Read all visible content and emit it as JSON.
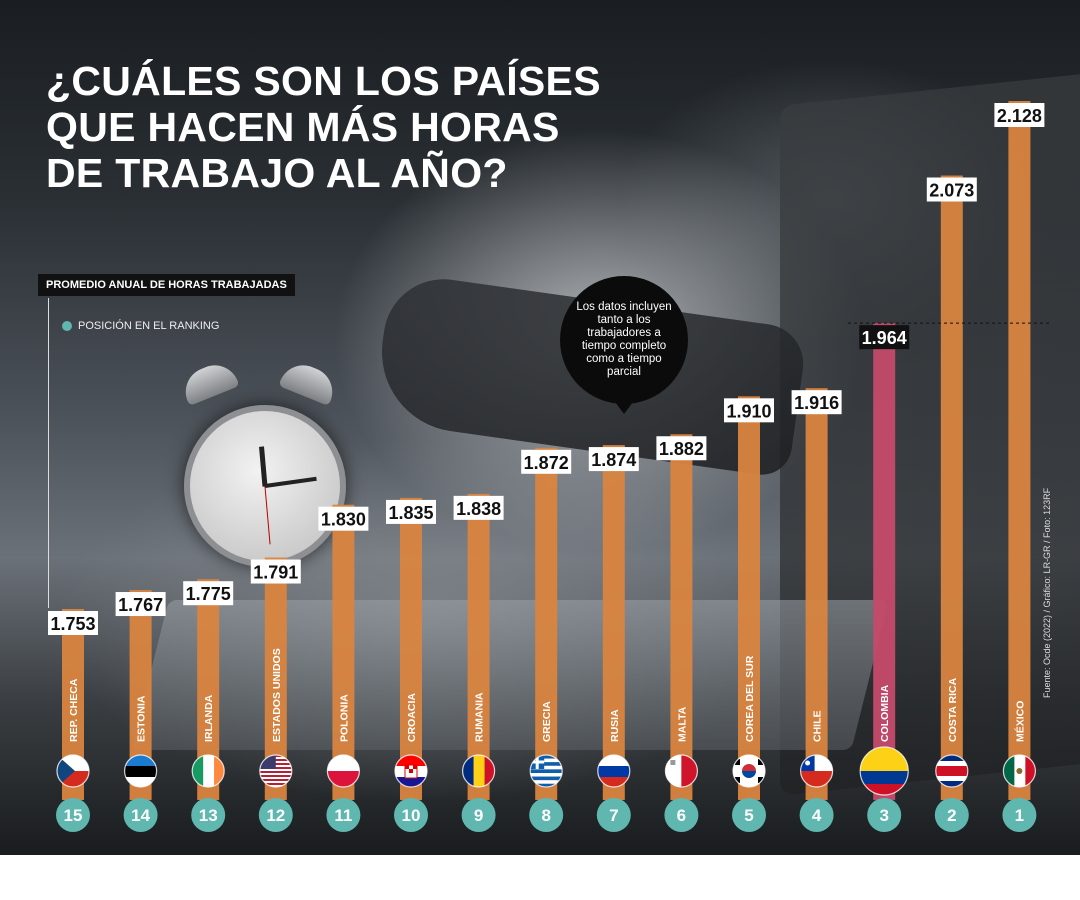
{
  "title_lines": [
    "¿CUÁLES SON LOS PAÍSES",
    "QUE HACEN MÁS HORAS",
    "DE TRABAJO AL AÑO?"
  ],
  "legend": {
    "bar_label": "PROMEDIO ANUAL DE HORAS TRABAJADAS",
    "rank_label": "POSICIÓN EN EL RANKING"
  },
  "note": "Los datos incluyen tanto a los trabajadores a tiempo completo como a tiempo parcial",
  "source": "Fuente: Ocde (2022) / Gráfico: LR-GR / Foto: 123RF",
  "colors": {
    "bar": "#d9843f",
    "highlight_bar": "#c54a6a",
    "rank_circle": "#5fb7b0"
  },
  "chart_data": {
    "type": "bar",
    "categories": [
      "REP. CHECA",
      "ESTONIA",
      "IRLANDA",
      "ESTADOS UNIDOS",
      "POLONIA",
      "CROACIA",
      "RUMANIA",
      "GRECIA",
      "RUSIA",
      "MALTA",
      "COREA DEL SUR",
      "CHILE",
      "COLOMBIA",
      "COSTA RICA",
      "MÉXICO"
    ],
    "values": [
      1753,
      1767,
      1775,
      1791,
      1830,
      1835,
      1838,
      1872,
      1874,
      1882,
      1910,
      1916,
      1964,
      2073,
      2128
    ],
    "value_labels": [
      "1.753",
      "1.767",
      "1.775",
      "1.791",
      "1.830",
      "1.835",
      "1.838",
      "1.872",
      "1.874",
      "1.882",
      "1.910",
      "1.916",
      "1.964",
      "2.073",
      "2.128"
    ],
    "ranks": [
      "15",
      "14",
      "13",
      "12",
      "11",
      "10",
      "9",
      "8",
      "7",
      "6",
      "5",
      "4",
      "3",
      "2",
      "1"
    ],
    "flags": [
      "czech-flag",
      "estonia-flag",
      "ireland-flag",
      "usa-flag",
      "poland-flag",
      "croatia-flag",
      "romania-flag",
      "greece-flag",
      "russia-flag",
      "malta-flag",
      "south-korea-flag",
      "chile-flag",
      "colombia-flag",
      "costa-rica-flag",
      "mexico-flag"
    ],
    "highlight": "COLOMBIA",
    "ylabel": "PROMEDIO ANUAL DE HORAS TRABAJADAS",
    "grid": false
  }
}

▬▬▬▬▬▬▬▬▬▬

Write the material out again exactly as it appears, dropping the pictures.

Read all visible content and emit it as JSON.
{
  "title_lines": [
    "¿CUÁLES SON LOS PAÍSES",
    "QUE HACEN MÁS HORAS",
    "DE TRABAJO AL AÑO?"
  ],
  "legend": {
    "bar_label": "PROMEDIO ANUAL DE HORAS TRABAJADAS",
    "rank_label": "POSICIÓN EN EL RANKING"
  },
  "note": "Los datos incluyen tanto a los trabajadores a tiempo completo como a tiempo parcial",
  "source": "Fuente: Ocde (2022) / Gráfico: LR-GR / Foto: 123RF",
  "colors": {
    "bar": "#d9843f",
    "highlight_bar": "#c54a6a",
    "rank_circle": "#5fb7b0"
  },
  "chart_data": {
    "type": "bar",
    "categories": [
      "REP. CHECA",
      "ESTONIA",
      "IRLANDA",
      "ESTADOS UNIDOS",
      "POLONIA",
      "CROACIA",
      "RUMANIA",
      "GRECIA",
      "RUSIA",
      "MALTA",
      "COREA DEL SUR",
      "CHILE",
      "COLOMBIA",
      "COSTA RICA",
      "MÉXICO"
    ],
    "values": [
      1753,
      1767,
      1775,
      1791,
      1830,
      1835,
      1838,
      1872,
      1874,
      1882,
      1910,
      1916,
      1964,
      2073,
      2128
    ],
    "value_labels": [
      "1.753",
      "1.767",
      "1.775",
      "1.791",
      "1.830",
      "1.835",
      "1.838",
      "1.872",
      "1.874",
      "1.882",
      "1.910",
      "1.916",
      "1.964",
      "2.073",
      "2.128"
    ],
    "ranks": [
      "15",
      "14",
      "13",
      "12",
      "11",
      "10",
      "9",
      "8",
      "7",
      "6",
      "5",
      "4",
      "3",
      "2",
      "1"
    ],
    "flags": [
      "czech-flag",
      "estonia-flag",
      "ireland-flag",
      "usa-flag",
      "poland-flag",
      "croatia-flag",
      "romania-flag",
      "greece-flag",
      "russia-flag",
      "malta-flag",
      "south-korea-flag",
      "chile-flag",
      "colombia-flag",
      "costa-rica-flag",
      "mexico-flag"
    ],
    "highlight": "COLOMBIA",
    "ylabel": "PROMEDIO ANUAL DE HORAS TRABAJADAS",
    "grid": false
  }
}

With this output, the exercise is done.